### EXERCISE DETAILS
Make an exact copy of the records, with the images left out.

### SUPPLIED DATA
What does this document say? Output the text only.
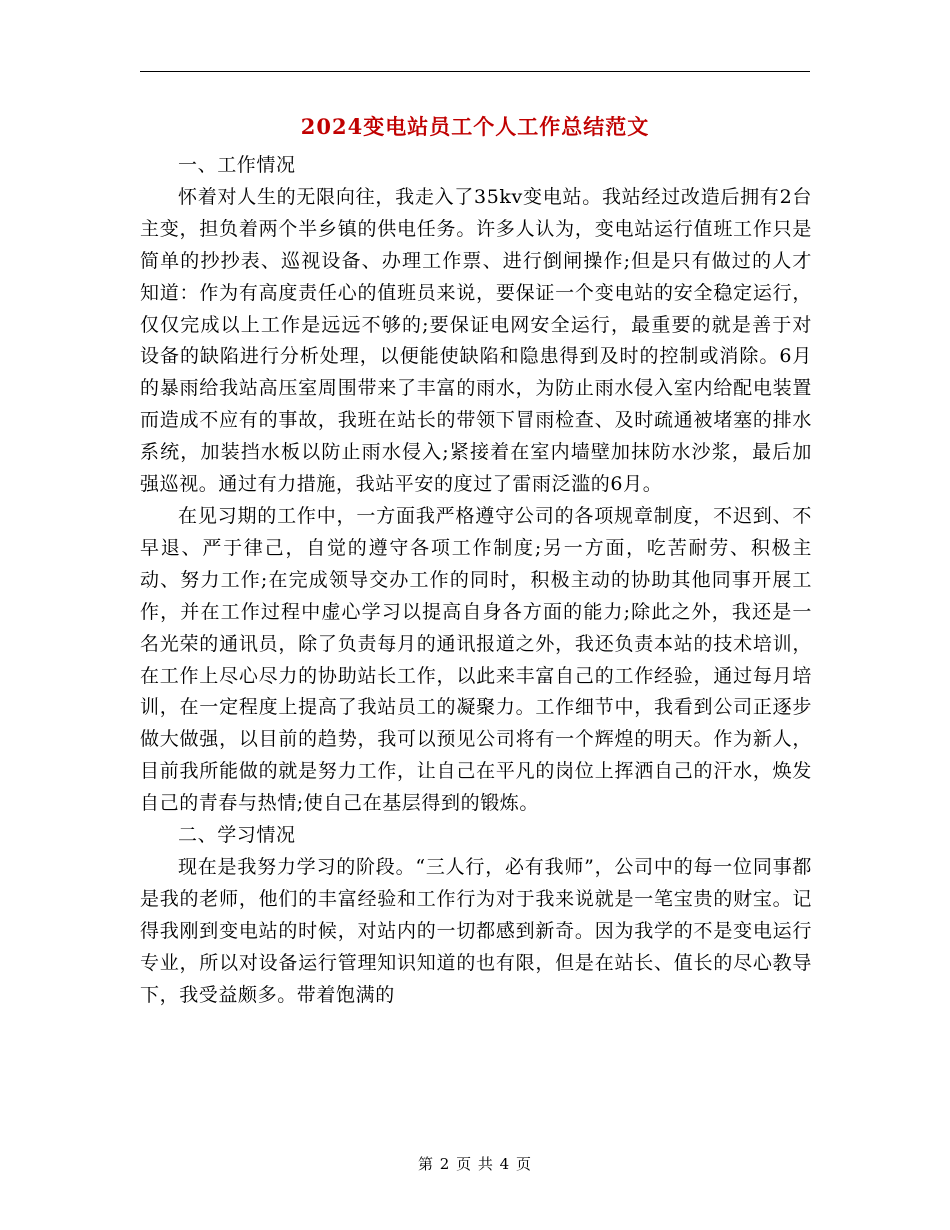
2024变电站员工个人工作总结范文

一、工作情况

怀着对人生的无限向往，我走入了35kv变电站。我站经过改造后拥有2台主变，担负着两个半乡镇的供电任务。许多人认为，变电站运行值班工作只是简单的抄抄表、巡视设备、办理工作票、进行倒闸操作;但是只有做过的人才知道：作为有高度责任心的值班员来说，要保证一个变电站的安全稳定运行，仅仅完成以上工作是远远不够的;要保证电网安全运行，最重要的就是善于对设备的缺陷进行分析处理，以便能使缺陷和隐患得到及时的控制或消除。6月的暴雨给我站高压室周围带来了丰富的雨水，为防止雨水侵入室内给配电装置而造成不应有的事故，我班在站长的带领下冒雨检查、及时疏通被堵塞的排水系统，加装挡水板以防止雨水侵入;紧接着在室内墙壁加抹防水沙浆，最后加强巡视。通过有力措施，我站平安的度过了雷雨泛滥的6月。

在见习期的工作中，一方面我严格遵守公司的各项规章制度，不迟到、不早退、严于律己，自觉的遵守各项工作制度;另一方面，吃苦耐劳、积极主动、努力工作;在完成领导交办工作的同时，积极主动的协助其他同事开展工作，并在工作过程中虚心学习以提高自身各方面的能力;除此之外，我还是一名光荣的通讯员，除了负责每月的通讯报道之外，我还负责本站的技术培训，在工作上尽心尽力的协助站长工作，以此来丰富自己的工作经验，通过每月培训，在一定程度上提高了我站员工的凝聚力。工作细节中，我看到公司正逐步做大做强，以目前的趋势，我可以预见公司将有一个辉煌的明天。作为新人，目前我所能做的就是努力工作，让自己在平凡的岗位上挥洒自己的汗水，焕发自己的青春与热情;使自己在基层得到的锻炼。

二、学习情况

现在是我努力学习的阶段。“三人行，必有我师”，公司中的每一位同事都是我的老师，他们的丰富经验和工作行为对于我来说就是一笔宝贵的财宝。记得我刚到变电站的时候，对站内的一切都感到新奇。因为我学的不是变电运行专业，所以对设备运行管理知识知道的也有限，但是在站长、值长的尽心教导下，我受益颇多。带着饱满的

第 2 页 共 4 页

### EXERCISE SOLUTION
What does this document say? Output the text only.
2024变电站员工个人工作总结范文

一、工作情况

怀着对人生的无限向往，我走入了35kv变电站。我站经过改造后拥有2台主变，担负着两个半乡镇的供电任务。许多人认为，变电站运行值班工作只是简单的抄抄表、巡视设备、办理工作票、进行倒闸操作;但是只有做过的人才知道：作为有高度责任心的值班员来说，要保证一个变电站的安全稳定运行，仅仅完成以上工作是远远不够的;要保证电网安全运行，最重要的就是善于对设备的缺陷进行分析处理，以便能使缺陷和隐患得到及时的控制或消除。6月的暴雨给我站高压室周围带来了丰富的雨水，为防止雨水侵入室内给配电装置而造成不应有的事故，我班在站长的带领下冒雨检查、及时疏通被堵塞的排水系统，加装挡水板以防止雨水侵入;紧接着在室内墙壁加抹防水沙浆，最后加强巡视。通过有力措施，我站平安的度过了雷雨泛滥的6月。

在见习期的工作中，一方面我严格遵守公司的各项规章制度，不迟到、不早退、严于律己，自觉的遵守各项工作制度;另一方面，吃苦耐劳、积极主动、努力工作;在完成领导交办工作的同时，积极主动的协助其他同事开展工作，并在工作过程中虚心学习以提高自身各方面的能力;除此之外，我还是一名光荣的通讯员，除了负责每月的通讯报道之外，我还负责本站的技术培训，在工作上尽心尽力的协助站长工作，以此来丰富自己的工作经验，通过每月培训，在一定程度上提高了我站员工的凝聚力。工作细节中，我看到公司正逐步做大做强，以目前的趋势，我可以预见公司将有一个辉煌的明天。作为新人，目前我所能做的就是努力工作，让自己在平凡的岗位上挥洒自己的汗水，焕发自己的青春与热情;使自己在基层得到的锻炼。

二、学习情况

现在是我努力学习的阶段。“三人行，必有我师”，公司中的每一位同事都是我的老师，他们的丰富经验和工作行为对于我来说就是一笔宝贵的财宝。记得我刚到变电站的时候，对站内的一切都感到新奇。因为我学的不是变电运行专业，所以对设备运行管理知识知道的也有限，但是在站长、值长的尽心教导下，我受益颇多。带着饱满的

第 2 页 共 4 页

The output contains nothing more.